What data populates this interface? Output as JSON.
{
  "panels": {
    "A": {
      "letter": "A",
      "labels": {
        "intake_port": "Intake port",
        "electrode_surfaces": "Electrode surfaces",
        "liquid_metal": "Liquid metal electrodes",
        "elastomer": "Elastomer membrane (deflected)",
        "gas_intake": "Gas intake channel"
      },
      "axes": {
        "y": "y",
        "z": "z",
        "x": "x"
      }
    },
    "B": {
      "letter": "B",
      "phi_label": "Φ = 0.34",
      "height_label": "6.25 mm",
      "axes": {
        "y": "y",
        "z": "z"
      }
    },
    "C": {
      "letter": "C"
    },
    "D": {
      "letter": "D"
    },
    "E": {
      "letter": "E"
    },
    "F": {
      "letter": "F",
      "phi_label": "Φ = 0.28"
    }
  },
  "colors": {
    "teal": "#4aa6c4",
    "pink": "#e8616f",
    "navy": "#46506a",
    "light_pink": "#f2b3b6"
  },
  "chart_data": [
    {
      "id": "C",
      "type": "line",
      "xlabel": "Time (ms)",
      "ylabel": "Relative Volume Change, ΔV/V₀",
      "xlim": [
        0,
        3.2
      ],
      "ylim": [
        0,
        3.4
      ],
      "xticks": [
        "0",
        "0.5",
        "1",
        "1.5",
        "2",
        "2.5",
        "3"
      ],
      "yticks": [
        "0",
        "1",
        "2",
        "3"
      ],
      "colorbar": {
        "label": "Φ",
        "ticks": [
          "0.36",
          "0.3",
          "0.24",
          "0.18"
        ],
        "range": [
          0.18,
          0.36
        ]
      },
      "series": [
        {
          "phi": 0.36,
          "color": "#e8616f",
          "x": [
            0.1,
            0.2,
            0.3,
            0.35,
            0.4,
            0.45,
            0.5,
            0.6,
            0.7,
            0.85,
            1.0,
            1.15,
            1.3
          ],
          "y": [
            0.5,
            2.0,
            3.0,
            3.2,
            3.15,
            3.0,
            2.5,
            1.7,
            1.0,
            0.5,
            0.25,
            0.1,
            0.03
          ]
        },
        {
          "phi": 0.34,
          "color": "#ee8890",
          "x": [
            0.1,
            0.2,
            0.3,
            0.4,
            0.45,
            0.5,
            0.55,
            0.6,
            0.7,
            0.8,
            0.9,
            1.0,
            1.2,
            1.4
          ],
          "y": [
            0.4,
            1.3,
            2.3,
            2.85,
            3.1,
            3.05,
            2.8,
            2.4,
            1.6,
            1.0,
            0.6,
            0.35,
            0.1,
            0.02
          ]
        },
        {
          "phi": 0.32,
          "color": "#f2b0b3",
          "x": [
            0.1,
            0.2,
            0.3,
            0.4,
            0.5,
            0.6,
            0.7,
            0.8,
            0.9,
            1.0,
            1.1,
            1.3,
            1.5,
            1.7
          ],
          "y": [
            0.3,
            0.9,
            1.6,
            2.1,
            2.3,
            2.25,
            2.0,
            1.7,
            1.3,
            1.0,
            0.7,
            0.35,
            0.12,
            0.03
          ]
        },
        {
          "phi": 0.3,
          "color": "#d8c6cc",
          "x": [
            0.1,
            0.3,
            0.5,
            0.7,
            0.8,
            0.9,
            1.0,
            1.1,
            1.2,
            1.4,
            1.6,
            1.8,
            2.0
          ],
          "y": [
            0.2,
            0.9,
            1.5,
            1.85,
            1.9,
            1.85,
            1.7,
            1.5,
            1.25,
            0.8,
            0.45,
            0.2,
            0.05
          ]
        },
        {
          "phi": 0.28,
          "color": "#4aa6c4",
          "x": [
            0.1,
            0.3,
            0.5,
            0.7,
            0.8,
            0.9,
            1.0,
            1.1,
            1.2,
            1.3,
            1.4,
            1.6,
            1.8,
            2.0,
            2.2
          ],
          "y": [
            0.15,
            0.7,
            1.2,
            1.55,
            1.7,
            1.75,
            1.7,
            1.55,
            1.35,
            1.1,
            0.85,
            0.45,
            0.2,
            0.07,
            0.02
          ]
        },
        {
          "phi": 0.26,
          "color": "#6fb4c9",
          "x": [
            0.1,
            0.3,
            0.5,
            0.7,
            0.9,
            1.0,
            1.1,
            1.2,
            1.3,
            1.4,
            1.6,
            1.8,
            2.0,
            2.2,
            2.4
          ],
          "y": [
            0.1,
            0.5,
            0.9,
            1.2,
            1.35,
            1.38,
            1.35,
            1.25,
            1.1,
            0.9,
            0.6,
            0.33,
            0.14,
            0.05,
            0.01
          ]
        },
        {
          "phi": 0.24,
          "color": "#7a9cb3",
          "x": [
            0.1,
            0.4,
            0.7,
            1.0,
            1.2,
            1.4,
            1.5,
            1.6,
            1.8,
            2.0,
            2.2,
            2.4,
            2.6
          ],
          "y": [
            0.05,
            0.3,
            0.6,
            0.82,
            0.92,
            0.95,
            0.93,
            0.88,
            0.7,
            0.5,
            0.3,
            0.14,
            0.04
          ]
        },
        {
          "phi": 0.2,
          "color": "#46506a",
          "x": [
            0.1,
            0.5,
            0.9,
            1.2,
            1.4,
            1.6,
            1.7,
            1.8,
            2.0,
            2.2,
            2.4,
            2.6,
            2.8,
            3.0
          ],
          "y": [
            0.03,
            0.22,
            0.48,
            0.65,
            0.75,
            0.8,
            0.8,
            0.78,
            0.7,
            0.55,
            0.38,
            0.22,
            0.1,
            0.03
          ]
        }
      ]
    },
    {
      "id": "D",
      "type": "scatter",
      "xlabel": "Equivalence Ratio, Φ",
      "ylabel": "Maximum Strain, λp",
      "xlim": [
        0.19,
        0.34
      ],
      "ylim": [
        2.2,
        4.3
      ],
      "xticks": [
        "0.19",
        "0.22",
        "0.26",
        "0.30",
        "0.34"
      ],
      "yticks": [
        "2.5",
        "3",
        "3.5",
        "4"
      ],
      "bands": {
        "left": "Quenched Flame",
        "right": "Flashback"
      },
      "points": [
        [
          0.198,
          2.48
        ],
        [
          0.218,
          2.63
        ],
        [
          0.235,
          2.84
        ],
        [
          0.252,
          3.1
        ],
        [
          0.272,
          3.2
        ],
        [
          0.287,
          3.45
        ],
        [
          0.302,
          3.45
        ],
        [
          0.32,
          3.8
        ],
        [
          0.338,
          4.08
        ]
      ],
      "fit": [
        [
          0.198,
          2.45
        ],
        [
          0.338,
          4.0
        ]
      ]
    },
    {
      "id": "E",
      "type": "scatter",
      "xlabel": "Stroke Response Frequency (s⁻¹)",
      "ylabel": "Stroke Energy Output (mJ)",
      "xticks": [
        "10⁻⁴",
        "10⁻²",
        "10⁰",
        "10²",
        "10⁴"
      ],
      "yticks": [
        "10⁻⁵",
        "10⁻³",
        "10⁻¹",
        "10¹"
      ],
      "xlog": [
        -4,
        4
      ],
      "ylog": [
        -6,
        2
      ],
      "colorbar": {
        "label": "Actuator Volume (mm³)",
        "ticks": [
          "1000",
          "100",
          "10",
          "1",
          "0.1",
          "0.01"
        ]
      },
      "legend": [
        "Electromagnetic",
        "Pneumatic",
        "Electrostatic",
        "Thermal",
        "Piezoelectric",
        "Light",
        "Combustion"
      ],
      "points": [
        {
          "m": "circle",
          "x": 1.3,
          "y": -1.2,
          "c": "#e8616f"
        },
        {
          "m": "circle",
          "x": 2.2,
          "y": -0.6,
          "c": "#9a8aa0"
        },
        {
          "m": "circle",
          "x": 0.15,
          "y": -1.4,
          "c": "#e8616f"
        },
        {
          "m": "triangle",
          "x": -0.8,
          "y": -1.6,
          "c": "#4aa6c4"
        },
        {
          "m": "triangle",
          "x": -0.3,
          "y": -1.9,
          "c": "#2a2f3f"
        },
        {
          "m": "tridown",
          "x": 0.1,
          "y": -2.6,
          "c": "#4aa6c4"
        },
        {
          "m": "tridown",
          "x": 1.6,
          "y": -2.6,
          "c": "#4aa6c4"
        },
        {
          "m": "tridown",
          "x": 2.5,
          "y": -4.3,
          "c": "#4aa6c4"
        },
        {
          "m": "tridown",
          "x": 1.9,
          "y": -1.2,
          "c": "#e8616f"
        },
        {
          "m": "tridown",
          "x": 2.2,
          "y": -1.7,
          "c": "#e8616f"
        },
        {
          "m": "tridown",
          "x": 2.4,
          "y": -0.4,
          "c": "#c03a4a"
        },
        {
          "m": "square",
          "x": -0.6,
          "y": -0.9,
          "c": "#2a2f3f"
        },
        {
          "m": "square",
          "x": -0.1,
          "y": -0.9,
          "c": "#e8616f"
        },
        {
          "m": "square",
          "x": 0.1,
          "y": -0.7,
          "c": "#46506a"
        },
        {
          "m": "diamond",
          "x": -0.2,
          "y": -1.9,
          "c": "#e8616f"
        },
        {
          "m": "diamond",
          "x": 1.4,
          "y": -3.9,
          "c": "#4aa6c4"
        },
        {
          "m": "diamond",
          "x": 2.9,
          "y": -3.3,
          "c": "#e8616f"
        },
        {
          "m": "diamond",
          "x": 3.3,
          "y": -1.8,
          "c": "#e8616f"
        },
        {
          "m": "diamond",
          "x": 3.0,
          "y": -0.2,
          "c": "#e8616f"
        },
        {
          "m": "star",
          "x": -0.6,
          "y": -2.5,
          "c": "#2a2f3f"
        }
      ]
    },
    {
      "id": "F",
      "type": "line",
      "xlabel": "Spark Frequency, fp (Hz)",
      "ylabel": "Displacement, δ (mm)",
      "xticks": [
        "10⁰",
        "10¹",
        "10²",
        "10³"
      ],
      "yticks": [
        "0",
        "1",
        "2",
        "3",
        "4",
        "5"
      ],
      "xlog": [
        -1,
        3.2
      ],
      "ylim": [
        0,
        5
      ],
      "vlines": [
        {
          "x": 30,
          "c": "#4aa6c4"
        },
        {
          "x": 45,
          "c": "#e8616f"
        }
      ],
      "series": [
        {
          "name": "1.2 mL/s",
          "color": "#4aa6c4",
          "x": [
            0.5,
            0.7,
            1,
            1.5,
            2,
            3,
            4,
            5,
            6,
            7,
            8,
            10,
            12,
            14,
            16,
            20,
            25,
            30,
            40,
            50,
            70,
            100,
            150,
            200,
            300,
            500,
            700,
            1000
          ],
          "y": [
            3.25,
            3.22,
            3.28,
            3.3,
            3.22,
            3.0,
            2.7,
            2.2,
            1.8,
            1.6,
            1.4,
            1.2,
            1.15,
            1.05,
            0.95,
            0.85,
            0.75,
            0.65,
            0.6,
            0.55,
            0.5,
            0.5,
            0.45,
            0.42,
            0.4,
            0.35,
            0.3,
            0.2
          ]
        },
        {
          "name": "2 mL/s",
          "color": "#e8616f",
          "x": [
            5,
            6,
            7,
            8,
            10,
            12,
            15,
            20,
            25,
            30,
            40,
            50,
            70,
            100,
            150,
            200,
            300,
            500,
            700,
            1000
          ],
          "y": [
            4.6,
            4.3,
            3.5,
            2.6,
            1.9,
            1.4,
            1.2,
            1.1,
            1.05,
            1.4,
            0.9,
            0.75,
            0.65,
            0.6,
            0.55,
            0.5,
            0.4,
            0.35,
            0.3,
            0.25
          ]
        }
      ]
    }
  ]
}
━━━━━━━━━━
* [WHAT IS ASKED]
Using the material above, state how many lines include the string "Output". Answer with a single number.

* [ANSWER TO THE PROBLEM]
2